WORK TO COMPLETE
Only the lines from the one with "Parse this screenshot: output" onward are wanted, through the last line of the entries, set down exactly.

[Begin ENTRIES SHOWN]

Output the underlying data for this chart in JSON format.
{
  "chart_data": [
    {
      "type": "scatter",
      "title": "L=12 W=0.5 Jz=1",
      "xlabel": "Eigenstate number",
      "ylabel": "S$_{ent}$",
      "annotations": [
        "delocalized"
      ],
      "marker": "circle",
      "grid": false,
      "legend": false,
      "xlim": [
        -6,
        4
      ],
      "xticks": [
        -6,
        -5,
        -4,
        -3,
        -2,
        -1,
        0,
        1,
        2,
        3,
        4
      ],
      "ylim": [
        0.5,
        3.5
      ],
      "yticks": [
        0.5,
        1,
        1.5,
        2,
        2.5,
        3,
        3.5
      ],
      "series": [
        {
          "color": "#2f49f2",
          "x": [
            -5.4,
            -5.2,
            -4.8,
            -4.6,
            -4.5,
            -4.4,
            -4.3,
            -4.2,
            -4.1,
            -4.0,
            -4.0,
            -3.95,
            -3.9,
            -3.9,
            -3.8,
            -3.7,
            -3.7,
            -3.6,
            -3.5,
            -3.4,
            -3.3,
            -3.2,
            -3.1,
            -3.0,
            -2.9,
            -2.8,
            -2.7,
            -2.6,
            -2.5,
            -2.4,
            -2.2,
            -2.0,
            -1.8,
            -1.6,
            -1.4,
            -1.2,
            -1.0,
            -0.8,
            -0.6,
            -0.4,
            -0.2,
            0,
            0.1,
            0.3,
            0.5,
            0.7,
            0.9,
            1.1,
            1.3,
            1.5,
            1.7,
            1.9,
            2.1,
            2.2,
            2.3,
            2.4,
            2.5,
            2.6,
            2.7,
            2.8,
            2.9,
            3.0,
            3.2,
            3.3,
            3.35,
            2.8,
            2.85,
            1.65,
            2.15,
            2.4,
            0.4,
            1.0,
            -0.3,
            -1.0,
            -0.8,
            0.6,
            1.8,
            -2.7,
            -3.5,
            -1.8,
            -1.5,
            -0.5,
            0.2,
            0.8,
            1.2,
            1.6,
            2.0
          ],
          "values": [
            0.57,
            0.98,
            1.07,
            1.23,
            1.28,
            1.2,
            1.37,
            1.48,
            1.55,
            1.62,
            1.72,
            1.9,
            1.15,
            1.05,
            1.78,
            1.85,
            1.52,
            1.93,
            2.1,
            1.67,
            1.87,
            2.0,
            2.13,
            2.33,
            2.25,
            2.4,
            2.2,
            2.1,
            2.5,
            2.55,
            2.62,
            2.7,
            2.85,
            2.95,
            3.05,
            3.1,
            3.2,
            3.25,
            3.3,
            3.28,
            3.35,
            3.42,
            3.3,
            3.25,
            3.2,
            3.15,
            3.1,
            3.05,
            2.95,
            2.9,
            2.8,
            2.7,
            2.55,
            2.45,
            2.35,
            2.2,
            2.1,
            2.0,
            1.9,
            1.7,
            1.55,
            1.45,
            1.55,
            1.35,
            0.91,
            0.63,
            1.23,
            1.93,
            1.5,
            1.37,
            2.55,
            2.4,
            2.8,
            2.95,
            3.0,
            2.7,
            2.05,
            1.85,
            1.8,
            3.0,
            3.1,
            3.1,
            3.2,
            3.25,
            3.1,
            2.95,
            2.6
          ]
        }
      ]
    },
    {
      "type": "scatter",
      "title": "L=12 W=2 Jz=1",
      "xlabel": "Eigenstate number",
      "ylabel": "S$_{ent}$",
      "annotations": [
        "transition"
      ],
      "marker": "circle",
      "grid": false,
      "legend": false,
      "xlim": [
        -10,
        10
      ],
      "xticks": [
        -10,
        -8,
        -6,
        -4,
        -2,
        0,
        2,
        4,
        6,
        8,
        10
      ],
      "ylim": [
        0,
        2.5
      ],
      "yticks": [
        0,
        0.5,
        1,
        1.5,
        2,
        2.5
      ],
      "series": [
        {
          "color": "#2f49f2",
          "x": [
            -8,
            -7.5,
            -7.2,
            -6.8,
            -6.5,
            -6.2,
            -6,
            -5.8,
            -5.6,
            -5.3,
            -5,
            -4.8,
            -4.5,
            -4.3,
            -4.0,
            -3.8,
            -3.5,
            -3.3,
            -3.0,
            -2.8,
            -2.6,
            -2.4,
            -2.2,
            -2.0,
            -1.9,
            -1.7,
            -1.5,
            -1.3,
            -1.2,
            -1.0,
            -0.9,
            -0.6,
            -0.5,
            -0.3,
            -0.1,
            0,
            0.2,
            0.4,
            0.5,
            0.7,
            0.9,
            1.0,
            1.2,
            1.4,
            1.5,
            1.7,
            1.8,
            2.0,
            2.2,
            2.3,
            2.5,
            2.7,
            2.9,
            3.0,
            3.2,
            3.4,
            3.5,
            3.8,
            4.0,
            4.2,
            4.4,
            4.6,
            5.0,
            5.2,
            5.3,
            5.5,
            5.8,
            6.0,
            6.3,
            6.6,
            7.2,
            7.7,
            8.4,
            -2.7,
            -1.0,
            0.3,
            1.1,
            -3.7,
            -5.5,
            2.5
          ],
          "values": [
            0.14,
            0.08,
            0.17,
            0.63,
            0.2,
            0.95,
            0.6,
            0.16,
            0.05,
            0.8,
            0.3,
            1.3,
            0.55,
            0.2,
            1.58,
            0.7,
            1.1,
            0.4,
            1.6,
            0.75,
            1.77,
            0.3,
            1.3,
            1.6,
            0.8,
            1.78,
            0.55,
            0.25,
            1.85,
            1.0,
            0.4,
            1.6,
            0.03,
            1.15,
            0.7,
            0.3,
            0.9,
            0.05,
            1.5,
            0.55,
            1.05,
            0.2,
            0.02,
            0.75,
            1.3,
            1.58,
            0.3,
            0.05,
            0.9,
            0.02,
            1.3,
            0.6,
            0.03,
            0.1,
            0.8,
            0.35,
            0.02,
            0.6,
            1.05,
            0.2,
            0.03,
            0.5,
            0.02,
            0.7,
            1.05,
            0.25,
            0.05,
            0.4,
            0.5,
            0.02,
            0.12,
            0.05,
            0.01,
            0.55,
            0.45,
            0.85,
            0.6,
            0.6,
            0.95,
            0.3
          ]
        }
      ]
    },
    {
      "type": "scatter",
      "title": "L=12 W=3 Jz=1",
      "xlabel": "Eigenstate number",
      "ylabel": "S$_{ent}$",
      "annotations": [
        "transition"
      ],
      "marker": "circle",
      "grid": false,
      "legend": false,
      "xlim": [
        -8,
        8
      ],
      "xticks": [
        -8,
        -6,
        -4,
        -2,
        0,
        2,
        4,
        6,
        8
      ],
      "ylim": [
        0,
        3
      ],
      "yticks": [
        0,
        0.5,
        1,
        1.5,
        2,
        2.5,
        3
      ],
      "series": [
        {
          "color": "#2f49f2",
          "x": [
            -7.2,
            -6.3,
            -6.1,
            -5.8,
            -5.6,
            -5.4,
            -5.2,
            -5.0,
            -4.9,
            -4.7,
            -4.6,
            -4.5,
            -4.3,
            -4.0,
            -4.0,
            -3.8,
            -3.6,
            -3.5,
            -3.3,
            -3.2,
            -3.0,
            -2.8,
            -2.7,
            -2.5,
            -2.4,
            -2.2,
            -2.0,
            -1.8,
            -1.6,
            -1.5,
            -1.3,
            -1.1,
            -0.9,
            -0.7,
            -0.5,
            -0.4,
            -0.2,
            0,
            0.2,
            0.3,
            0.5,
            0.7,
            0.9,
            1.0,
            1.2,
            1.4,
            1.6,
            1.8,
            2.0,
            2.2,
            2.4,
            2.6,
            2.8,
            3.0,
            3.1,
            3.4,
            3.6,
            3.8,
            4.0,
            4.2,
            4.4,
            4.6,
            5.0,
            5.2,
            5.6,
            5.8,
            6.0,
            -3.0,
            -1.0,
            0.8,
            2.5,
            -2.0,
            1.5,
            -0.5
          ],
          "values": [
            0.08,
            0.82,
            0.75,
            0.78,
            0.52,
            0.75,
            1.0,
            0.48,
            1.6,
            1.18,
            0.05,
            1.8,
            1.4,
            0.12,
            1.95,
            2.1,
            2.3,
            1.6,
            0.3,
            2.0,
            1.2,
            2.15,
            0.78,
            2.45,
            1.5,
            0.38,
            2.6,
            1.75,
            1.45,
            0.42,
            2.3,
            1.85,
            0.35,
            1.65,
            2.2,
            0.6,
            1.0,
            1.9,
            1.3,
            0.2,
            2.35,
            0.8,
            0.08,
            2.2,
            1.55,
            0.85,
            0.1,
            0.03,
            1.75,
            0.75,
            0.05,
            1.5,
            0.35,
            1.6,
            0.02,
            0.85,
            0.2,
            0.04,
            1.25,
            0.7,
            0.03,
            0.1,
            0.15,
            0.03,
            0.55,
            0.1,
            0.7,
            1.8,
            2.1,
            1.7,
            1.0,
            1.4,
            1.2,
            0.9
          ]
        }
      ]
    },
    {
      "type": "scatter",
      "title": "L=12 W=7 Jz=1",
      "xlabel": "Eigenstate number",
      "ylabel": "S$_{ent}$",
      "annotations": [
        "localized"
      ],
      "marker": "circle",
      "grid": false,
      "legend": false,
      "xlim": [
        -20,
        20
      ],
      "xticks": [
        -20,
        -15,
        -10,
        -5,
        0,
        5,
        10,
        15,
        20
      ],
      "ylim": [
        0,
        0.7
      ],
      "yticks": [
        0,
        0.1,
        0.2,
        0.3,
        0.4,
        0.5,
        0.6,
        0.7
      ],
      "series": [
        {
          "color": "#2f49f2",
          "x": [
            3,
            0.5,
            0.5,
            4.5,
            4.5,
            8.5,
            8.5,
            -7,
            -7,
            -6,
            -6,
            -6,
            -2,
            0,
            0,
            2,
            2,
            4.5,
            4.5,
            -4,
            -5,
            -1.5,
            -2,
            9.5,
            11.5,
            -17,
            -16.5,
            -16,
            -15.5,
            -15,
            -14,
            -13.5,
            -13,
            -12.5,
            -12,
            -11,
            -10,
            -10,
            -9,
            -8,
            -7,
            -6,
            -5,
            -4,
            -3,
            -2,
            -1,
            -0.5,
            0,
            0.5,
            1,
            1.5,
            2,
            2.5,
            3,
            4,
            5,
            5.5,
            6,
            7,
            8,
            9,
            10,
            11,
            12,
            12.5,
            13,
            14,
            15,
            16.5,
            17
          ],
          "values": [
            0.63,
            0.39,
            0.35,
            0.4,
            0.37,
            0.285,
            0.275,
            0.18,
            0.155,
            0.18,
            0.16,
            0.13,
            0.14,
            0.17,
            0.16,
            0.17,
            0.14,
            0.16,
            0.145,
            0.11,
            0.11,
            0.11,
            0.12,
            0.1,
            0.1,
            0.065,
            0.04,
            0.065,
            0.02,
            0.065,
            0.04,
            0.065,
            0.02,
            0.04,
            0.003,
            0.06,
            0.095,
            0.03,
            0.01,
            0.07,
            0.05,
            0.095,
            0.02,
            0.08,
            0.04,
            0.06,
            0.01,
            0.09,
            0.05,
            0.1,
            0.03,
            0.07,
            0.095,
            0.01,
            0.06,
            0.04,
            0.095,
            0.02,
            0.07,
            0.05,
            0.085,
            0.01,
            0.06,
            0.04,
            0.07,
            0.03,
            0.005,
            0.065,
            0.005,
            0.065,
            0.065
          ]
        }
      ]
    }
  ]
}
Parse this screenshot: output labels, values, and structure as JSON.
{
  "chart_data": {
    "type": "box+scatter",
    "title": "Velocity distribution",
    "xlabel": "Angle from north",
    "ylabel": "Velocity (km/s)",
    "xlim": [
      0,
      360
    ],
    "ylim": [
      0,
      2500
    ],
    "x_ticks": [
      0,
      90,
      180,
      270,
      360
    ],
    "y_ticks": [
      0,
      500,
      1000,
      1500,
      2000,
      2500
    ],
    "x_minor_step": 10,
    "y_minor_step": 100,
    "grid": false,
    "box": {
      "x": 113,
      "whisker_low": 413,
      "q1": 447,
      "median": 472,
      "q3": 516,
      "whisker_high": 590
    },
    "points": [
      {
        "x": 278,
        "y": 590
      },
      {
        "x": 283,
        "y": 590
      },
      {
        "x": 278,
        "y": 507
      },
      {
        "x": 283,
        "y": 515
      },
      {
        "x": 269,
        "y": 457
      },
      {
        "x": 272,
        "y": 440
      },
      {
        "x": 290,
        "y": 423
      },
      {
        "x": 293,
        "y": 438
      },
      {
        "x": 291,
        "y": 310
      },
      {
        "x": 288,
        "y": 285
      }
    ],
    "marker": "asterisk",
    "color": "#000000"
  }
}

[End ENTRIES SHOWN]

SOLUTION TO THIS PROBLEM
Parse this screenshot: output labels, values, and structure as JSON.
{
  "chart_data": {
    "type": "box+scatter",
    "title": "Velocity distribution",
    "xlabel": "Angle from north",
    "ylabel": "Velocity (km/s)",
    "xlim": [
      0,
      360
    ],
    "ylim": [
      0,
      2500
    ],
    "x_ticks": [
      0,
      90,
      180,
      270,
      360
    ],
    "y_ticks": [
      0,
      500,
      1000,
      1500,
      2000,
      2500
    ],
    "x_minor_step": 10,
    "y_minor_step": 100,
    "grid": false,
    "box": {
      "x": 113,
      "whisker_low": 413,
      "q1": 447,
      "median": 472,
      "q3": 516,
      "whisker_high": 590
    },
    "points": [
      {
        "x": 278,
        "y": 590
      },
      {
        "x": 283,
        "y": 590
      },
      {
        "x": 278,
        "y": 507
      },
      {
        "x": 283,
        "y": 515
      },
      {
        "x": 269,
        "y": 457
      },
      {
        "x": 272,
        "y": 440
      },
      {
        "x": 290,
        "y": 423
      },
      {
        "x": 293,
        "y": 438
      },
      {
        "x": 291,
        "y": 310
      },
      {
        "x": 288,
        "y": 285
      }
    ],
    "marker": "asterisk",
    "color": "#000000"
  }
}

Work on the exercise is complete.